Task description -
Each line must appear in the answer exactly as it does in the data.

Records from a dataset
::::::::::

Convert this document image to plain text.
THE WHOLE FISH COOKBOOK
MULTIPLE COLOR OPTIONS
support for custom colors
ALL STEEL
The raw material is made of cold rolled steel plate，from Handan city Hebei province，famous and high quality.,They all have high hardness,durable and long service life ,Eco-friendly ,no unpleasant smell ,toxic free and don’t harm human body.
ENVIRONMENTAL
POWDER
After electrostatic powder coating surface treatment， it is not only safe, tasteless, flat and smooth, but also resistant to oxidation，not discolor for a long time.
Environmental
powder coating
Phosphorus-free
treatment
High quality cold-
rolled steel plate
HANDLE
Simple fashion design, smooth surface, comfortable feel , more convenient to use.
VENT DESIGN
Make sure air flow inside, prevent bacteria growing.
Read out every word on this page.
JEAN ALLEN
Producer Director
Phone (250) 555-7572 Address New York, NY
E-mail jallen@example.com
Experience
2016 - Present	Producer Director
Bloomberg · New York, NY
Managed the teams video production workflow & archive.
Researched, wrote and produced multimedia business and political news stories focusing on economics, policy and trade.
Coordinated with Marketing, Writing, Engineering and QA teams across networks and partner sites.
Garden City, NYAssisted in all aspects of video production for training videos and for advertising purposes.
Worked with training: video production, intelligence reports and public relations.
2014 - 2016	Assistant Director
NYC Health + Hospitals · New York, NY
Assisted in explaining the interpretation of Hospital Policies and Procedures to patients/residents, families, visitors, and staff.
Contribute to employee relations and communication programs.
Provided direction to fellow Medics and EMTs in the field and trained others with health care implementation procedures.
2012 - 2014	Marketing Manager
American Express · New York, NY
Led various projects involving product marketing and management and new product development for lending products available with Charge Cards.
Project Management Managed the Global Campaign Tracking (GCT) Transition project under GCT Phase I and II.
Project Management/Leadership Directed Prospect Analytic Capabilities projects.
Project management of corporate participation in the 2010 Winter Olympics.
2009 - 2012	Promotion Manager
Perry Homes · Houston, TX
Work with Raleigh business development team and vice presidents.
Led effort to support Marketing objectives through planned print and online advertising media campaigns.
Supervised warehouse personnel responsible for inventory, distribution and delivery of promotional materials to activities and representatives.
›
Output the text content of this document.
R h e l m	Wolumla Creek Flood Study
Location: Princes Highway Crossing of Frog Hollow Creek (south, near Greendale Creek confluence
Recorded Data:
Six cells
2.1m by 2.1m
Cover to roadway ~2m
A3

::::::::::

Solution to this exercise -
Convert this document image to plain text.
THE WHOLE FISH COOKBOOK
MULTIPLE COLOR OPTIONS
support for custom colors
ALL STEEL
The raw material is made of cold rolled steel plate，from Handan city Hebei province，famous and high quality.,They all have high hardness,durable and long service life ,Eco-friendly ,no unpleasant smell ,toxic free and don’t harm human body.
ENVIRONMENTAL
POWDER
After electrostatic powder coating surface treatment， it is not only safe, tasteless, flat and smooth, but also resistant to oxidation，not discolor for a long time.
Environmental
powder coating
Phosphorus-free
treatment
High quality cold-
rolled steel plate
HANDLE
Simple fashion design, smooth surface, comfortable feel , more convenient to use.
VENT DESIGN
Make sure air flow inside, prevent bacteria growing.
Read out every word on this page.
JEAN ALLEN
Producer Director
Phone (250) 555-7572 Address New York, NY
E-mail jallen@example.com
Experience
2016 - Present	Producer Director
Bloomberg · New York, NY
Managed the teams video production workflow & archive.
Researched, wrote and produced multimedia business and political news stories focusing on economics, policy and trade.
Coordinated with Marketing, Writing, Engineering and QA teams across networks and partner sites.
Garden City, NYAssisted in all aspects of video production for training videos and for advertising purposes.
Worked with training: video production, intelligence reports and public relations.
2014 - 2016	Assistant Director
NYC Health + Hospitals · New York, NY
Assisted in explaining the interpretation of Hospital Policies and Procedures to patients/residents, families, visitors, and staff.
Contribute to employee relations and communication programs.
Provided direction to fellow Medics and EMTs in the field and trained others with health care implementation procedures.
2012 - 2014	Marketing Manager
American Express · New York, NY
Led various projects involving product marketing and management and new product development for lending products available with Charge Cards.
Project Management Managed the Global Campaign Tracking (GCT) Transition project under GCT Phase I and II.
Project Management/Leadership Directed Prospect Analytic Capabilities projects.
Project management of corporate participation in the 2010 Winter Olympics.
2009 - 2012	Promotion Manager
Perry Homes · Houston, TX
Work with Raleigh business development team and vice presidents.
Led effort to support Marketing objectives through planned print and online advertising media campaigns.
Supervised warehouse personnel responsible for inventory, distribution and delivery of promotional materials to activities and representatives.
›
Output the text content of this document.
R h e l m	Wolumla Creek Flood Study
Location: Princes Highway Crossing of Frog Hollow Creek (south, near Greendale Creek confluence
Recorded Data:
Six cells
2.1m by 2.1m
Cover to roadway ~2m
A3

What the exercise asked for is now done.